Aim of the exercise:
Duplicate everything from the line containing "staticText: T <box>294 217 311 258</box>" down to the line containing "staticText: Translate <box>195", keeping both of those lines and changing nothing.

=== Task inputs ===

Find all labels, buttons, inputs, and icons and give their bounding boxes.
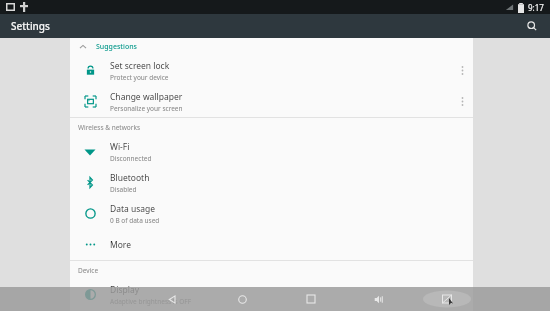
button[interactable]: Display: [70, 279, 473, 310]
button[interactable]: Bluetooth: [70, 167, 473, 198]
button[interactable]: Back: [160, 287, 184, 311]
button[interactable]: Volume: [366, 287, 390, 311]
staticText: Wi-Fi: [110, 141, 130, 153]
staticText: Display: [110, 284, 139, 296]
button[interactable]: More options: [451, 86, 473, 117]
staticText: Disabled: [110, 185, 137, 194]
staticText: Bluetooth: [110, 172, 150, 184]
button[interactable]: Screenshot: [423, 289, 471, 309]
staticText: Personalize your screen: [110, 104, 183, 113]
staticText: Settings: [11, 19, 50, 33]
staticText: Device: [78, 266, 99, 275]
staticText: Suggestions: [96, 42, 137, 52]
button[interactable]: More: [70, 229, 473, 260]
button[interactable]: Home: [230, 287, 254, 311]
staticText: More: [110, 239, 131, 251]
button[interactable]: Recent apps: [299, 287, 323, 311]
staticText: Disconnected: [110, 154, 152, 163]
button[interactable]: More options: [451, 55, 473, 86]
button[interactable]: Set screen lock: [70, 55, 473, 86]
button[interactable]: Data usage: [70, 198, 473, 229]
staticText: 9:17: [528, 2, 544, 13]
staticText: Set screen lock: [110, 60, 170, 72]
staticText: Wireless & networks: [78, 123, 140, 132]
button[interactable]: Change wallpaper: [70, 86, 473, 117]
staticText: Data usage: [110, 203, 156, 215]
button[interactable]: Wi-Fi: [70, 136, 473, 167]
staticText: Adaptive brightness is OFF: [110, 297, 192, 306]
button[interactable]: Search: [522, 16, 542, 36]
button[interactable]: Suggestions: [70, 38, 473, 55]
staticText: Change wallpaper: [110, 91, 183, 103]
staticText: 0 B of data used: [110, 216, 160, 225]
staticText: Protect your device: [110, 73, 169, 82]
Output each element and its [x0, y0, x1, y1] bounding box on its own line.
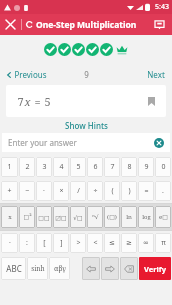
button[interactable]: .	[155, 181, 171, 201]
staticText: 9	[144, 162, 149, 172]
button[interactable]: −	[19, 181, 35, 201]
staticText: ≤	[109, 239, 115, 247]
button[interactable]: □̸□	[53, 206, 69, 228]
staticText: Verify	[144, 264, 166, 274]
staticText: 9	[84, 69, 89, 80]
button[interactable]: ⁿ√	[87, 206, 103, 228]
staticText: Next	[147, 69, 165, 80]
button[interactable]: ]	[53, 233, 69, 253]
button[interactable]: <	[87, 233, 103, 253]
staticText: ·	[9, 238, 11, 248]
staticText: αβγ	[54, 264, 66, 274]
button[interactable]: π	[155, 233, 171, 253]
button[interactable]: Bookmark	[144, 94, 159, 109]
staticText: 3	[42, 162, 47, 172]
button[interactable]: /	[70, 181, 86, 201]
button[interactable]: :	[19, 233, 35, 253]
button[interactable]: Next	[140, 66, 172, 83]
button[interactable]: ÷	[87, 181, 103, 201]
staticText: =	[144, 186, 149, 196]
button[interactable]: 7	[104, 157, 120, 177]
staticText: )	[128, 186, 131, 196]
button[interactable]: sinh	[27, 257, 48, 280]
staticText: ≥	[126, 239, 132, 247]
button[interactable]: αβγ	[49, 257, 70, 280]
button[interactable]: ×	[53, 181, 69, 201]
button[interactable]: Previous	[0, 66, 51, 83]
button[interactable]: Show Hints	[60, 118, 113, 133]
staticText: ∞	[143, 239, 149, 247]
button[interactable]: e□	[155, 206, 171, 228]
staticText: 5:43	[155, 2, 169, 12]
button[interactable]: ∞	[138, 233, 154, 253]
button[interactable]: )	[121, 181, 137, 201]
staticText: ÷	[93, 186, 98, 196]
staticText: log	[142, 213, 151, 221]
staticText: sinh	[31, 264, 45, 273]
button[interactable]: 3	[36, 157, 52, 177]
staticText: Show Hints	[65, 120, 108, 131]
button[interactable]: 6	[87, 157, 103, 177]
button[interactable]: □□	[36, 206, 52, 228]
staticText: One-Step Multiplication	[36, 19, 149, 31]
button[interactable]: ≤	[104, 233, 120, 253]
button[interactable]: ·	[1, 233, 18, 253]
button[interactable]: Enter your answer	[2, 133, 170, 152]
button[interactable]: 4	[53, 157, 69, 177]
staticText: <	[93, 238, 98, 248]
button[interactable]: Clear	[151, 135, 167, 151]
staticText: □²	[23, 213, 32, 221]
button[interactable]: >	[70, 233, 86, 253]
staticText: x	[24, 94, 31, 109]
staticText: e□	[159, 213, 168, 221]
button[interactable]: [	[36, 233, 52, 253]
button[interactable]: Move right	[101, 257, 119, 280]
staticText: x	[8, 213, 12, 221]
staticText: 7	[110, 162, 115, 172]
button[interactable]: Verify	[139, 257, 171, 280]
staticText: 4	[59, 162, 64, 172]
staticText: □□	[38, 214, 50, 221]
staticText: ABC	[6, 263, 22, 274]
button[interactable]: 7	[6, 85, 166, 117]
button[interactable]: ≥	[121, 233, 137, 253]
button[interactable]: √□	[70, 206, 86, 228]
button[interactable]: =	[138, 181, 154, 201]
button[interactable]: 1	[1, 157, 18, 177]
staticText: 2	[25, 162, 30, 172]
button[interactable]: 2	[19, 157, 35, 177]
button[interactable]: Calculator	[149, 14, 170, 35]
staticText: √□	[73, 214, 83, 221]
button[interactable]: (□)	[104, 206, 120, 228]
staticText: Previous	[14, 69, 47, 80]
staticText: 7	[17, 94, 24, 109]
button[interactable]: (	[104, 181, 120, 201]
staticText: :	[26, 238, 28, 248]
staticText: 0	[161, 162, 166, 172]
button[interactable]: □²	[19, 206, 35, 228]
button[interactable]: 5	[70, 157, 86, 177]
staticText: 6	[93, 162, 98, 172]
staticText: =	[34, 94, 41, 109]
staticText: [	[43, 238, 46, 248]
staticText: ×	[59, 186, 64, 196]
button[interactable]: Close	[0, 14, 21, 35]
button[interactable]: ln	[121, 206, 137, 228]
button[interactable]: log	[138, 206, 154, 228]
button[interactable]: ·	[36, 181, 52, 201]
staticText: 5	[44, 94, 51, 109]
button[interactable]: Move left	[82, 257, 100, 280]
staticText: ⁿ√	[92, 213, 99, 221]
staticText: −	[25, 186, 30, 196]
button[interactable]: Backspace	[120, 257, 138, 280]
staticText: 1	[7, 162, 12, 172]
button[interactable]: 0	[155, 157, 171, 177]
button[interactable]: +	[1, 181, 18, 201]
staticText: 8	[127, 162, 132, 172]
button[interactable]: 8	[121, 157, 137, 177]
button[interactable]: ABC	[1, 257, 26, 280]
button[interactable]: 9	[138, 157, 154, 177]
button[interactable]: x	[1, 206, 18, 228]
staticText: (	[111, 186, 114, 196]
staticText: □̸□	[55, 214, 67, 221]
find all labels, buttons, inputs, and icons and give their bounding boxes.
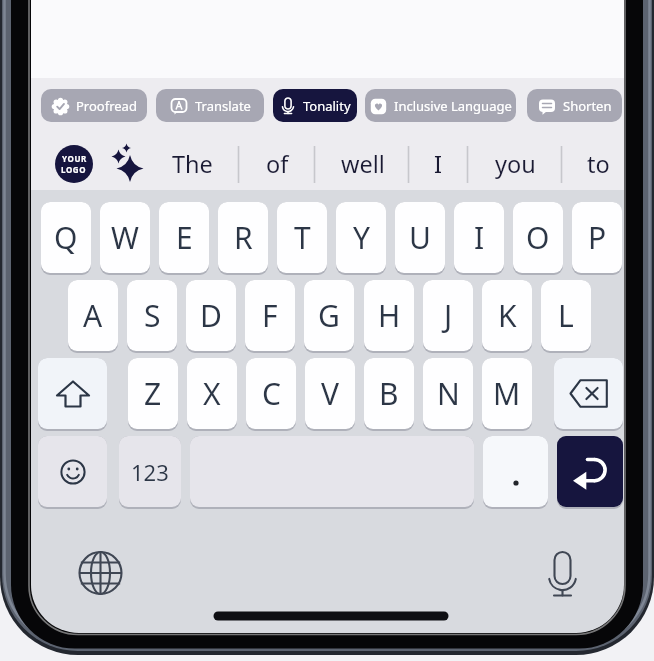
staticText: T <box>294 217 311 258</box>
button[interactable]: S <box>127 280 177 353</box>
button[interactable]: Translate <box>156 89 264 122</box>
staticText: C <box>262 373 281 414</box>
staticText: V <box>321 373 339 414</box>
staticText: 123 <box>131 457 169 487</box>
button[interactable]: Y <box>336 202 386 275</box>
button[interactable]: M <box>482 358 532 431</box>
button[interactable]: Inclusive Language <box>365 89 516 122</box>
button[interactable]: N <box>423 358 473 431</box>
button[interactable]: Q <box>41 202 91 275</box>
staticText: H <box>378 295 401 336</box>
staticText: Tonality <box>303 97 351 115</box>
button[interactable] <box>190 436 474 509</box>
button[interactable]: Shorten <box>527 89 622 122</box>
staticText: W <box>111 217 139 258</box>
staticText: X <box>203 373 221 414</box>
button[interactable]: U <box>395 202 445 275</box>
staticText: U <box>409 217 431 258</box>
button[interactable]: G <box>304 280 354 353</box>
staticText: Inclusive Language <box>394 97 512 115</box>
button[interactable]: C <box>246 358 296 431</box>
staticText: YOUR <box>62 153 87 164</box>
button[interactable]: Tonality <box>273 89 357 122</box>
staticText: K <box>498 295 517 336</box>
staticText: N <box>437 373 460 414</box>
staticText: Translate <box>195 97 251 115</box>
staticText: S <box>144 295 161 336</box>
staticText: to <box>587 148 610 180</box>
button[interactable]: X <box>187 358 237 431</box>
staticText: Proofread <box>76 97 137 115</box>
button[interactable]: B <box>364 358 414 431</box>
button[interactable]: P <box>572 202 622 275</box>
button[interactable]: to <box>556 137 624 191</box>
staticText: R <box>234 217 253 258</box>
button[interactable]: O <box>513 202 563 275</box>
button[interactable] <box>557 436 623 509</box>
button[interactable]: K <box>482 280 532 353</box>
button[interactable]: D <box>186 280 236 353</box>
button[interactable] <box>483 436 548 509</box>
button[interactable]: R <box>218 202 268 275</box>
staticText: D <box>200 295 222 336</box>
staticText: you <box>495 148 536 180</box>
staticText: A <box>83 295 103 336</box>
staticText: M <box>493 373 521 414</box>
button[interactable]: H <box>364 280 414 353</box>
staticText: G <box>318 295 340 336</box>
staticText: Q <box>54 217 78 258</box>
button[interactable]: of <box>235 137 319 191</box>
staticText: J <box>444 295 453 336</box>
button[interactable] <box>38 436 107 509</box>
staticText: E <box>176 217 193 258</box>
button[interactable]: well <box>321 137 405 191</box>
staticText: Shorten <box>563 97 612 115</box>
button[interactable]: W <box>100 202 150 275</box>
staticText: B <box>379 373 399 414</box>
button[interactable]: Proofread <box>41 89 147 122</box>
button[interactable]: V <box>305 358 355 431</box>
button[interactable]: L <box>541 280 591 353</box>
staticText: LOGO <box>61 164 87 175</box>
staticText: F <box>262 295 278 336</box>
button[interactable]: you <box>473 137 557 191</box>
button[interactable] <box>554 358 623 431</box>
staticText: I <box>434 148 442 180</box>
button[interactable]: A <box>68 280 118 353</box>
button[interactable]: I <box>454 202 504 275</box>
staticText: Y <box>353 217 370 258</box>
button[interactable]: YOUR <box>55 145 93 183</box>
staticText: Z <box>144 373 162 414</box>
staticText: O <box>526 217 550 258</box>
button[interactable]: J <box>423 280 473 353</box>
button[interactable]: T <box>277 202 327 275</box>
button[interactable]: The <box>150 137 234 191</box>
staticText: well <box>341 148 385 180</box>
button[interactable]: E <box>159 202 209 275</box>
staticText: P <box>588 217 607 258</box>
staticText: The <box>172 148 213 180</box>
button[interactable]: Z <box>128 358 178 431</box>
button[interactable]: F <box>245 280 295 353</box>
button[interactable]: 123 <box>119 436 181 509</box>
button[interactable] <box>38 358 107 431</box>
staticText: L <box>558 295 574 336</box>
staticText: I <box>474 217 485 258</box>
staticText: of <box>266 148 289 180</box>
button[interactable]: I <box>396 137 480 191</box>
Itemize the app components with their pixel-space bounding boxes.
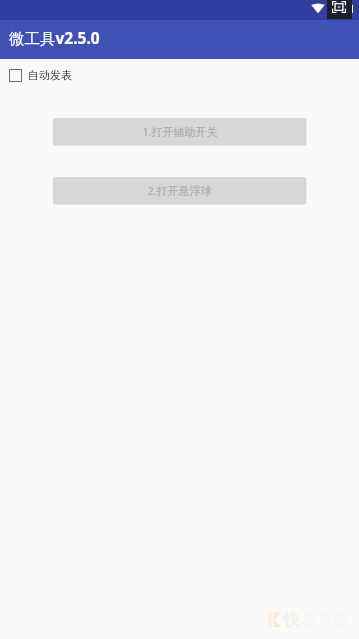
button[interactable]: 自动发表 bbox=[0, 64, 359, 86]
button[interactable]: Screenshot bbox=[327, 0, 352, 19]
staticText: 微工具v2.5.0 bbox=[9, 27, 100, 48]
button[interactable]: 2.打开悬浮球 bbox=[53, 177, 306, 204]
other: Wi-Fi bbox=[311, 3, 325, 13]
staticText: 自动发表 bbox=[28, 68, 72, 82]
staticText: 1.打开辅助开关 bbox=[142, 124, 218, 139]
button[interactable]: 1.打开辅助开关 bbox=[53, 118, 306, 145]
staticText: 快 bbox=[283, 610, 300, 631]
staticText: 2.打开悬浮球 bbox=[147, 183, 212, 198]
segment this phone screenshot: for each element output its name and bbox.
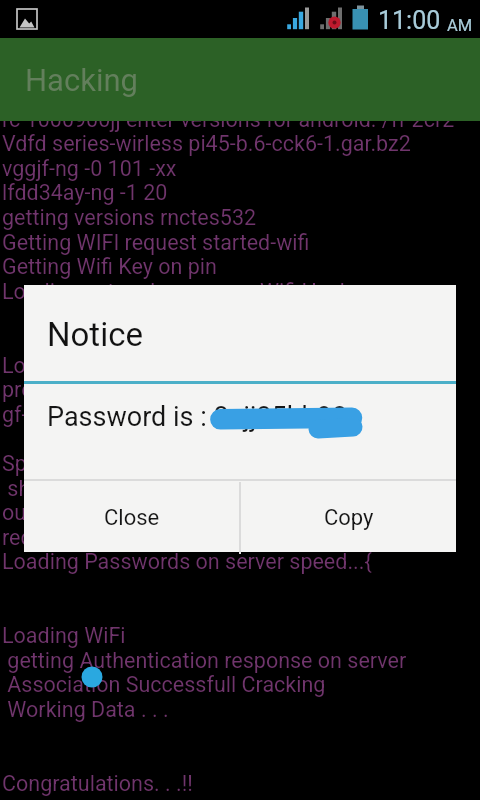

===

Solved problem:
staticText: T <box>294 217 311 258</box>
button[interactable]: S <box>127 280 177 353</box>
button[interactable]: Translate <box>156 89 264 122</box>
staticText: C <box>262 373 281 414</box>
staticText: V <box>321 373 339 414</box>
staticText: 123 <box>131 457 169 487</box>
button[interactable]: Y <box>336 202 386 275</box>
button[interactable]: M <box>482 358 532 431</box>
button[interactable]: Inclusive Language <box>365 89 516 122</box>
button[interactable]: N <box>423 358 473 431</box>
button[interactable]: Q <box>41 202 91 275</box>
staticText: H <box>378 295 401 336</box>
staticText: Tonality <box>303 97 351 115</box>
button[interactable] <box>190 436 474 509</box>
button[interactable]: Shorten <box>527 89 622 122</box>
staticText: W <box>111 217 139 258</box>
staticText: X <box>203 373 221 414</box>
button[interactable]: U <box>395 202 445 275</box>
staticText: U <box>409 217 431 258</box>
button[interactable]: G <box>304 280 354 353</box>
staticText: Inclusive Language <box>394 97 512 115</box>
button[interactable]: C <box>246 358 296 431</box>
staticText: YOUR <box>62 153 87 164</box>
button[interactable]: Tonality <box>273 89 357 122</box>
staticText: K <box>498 295 517 336</box>
staticText: N <box>437 373 460 414</box>
staticText: Translate <box>195 97 251 115</box>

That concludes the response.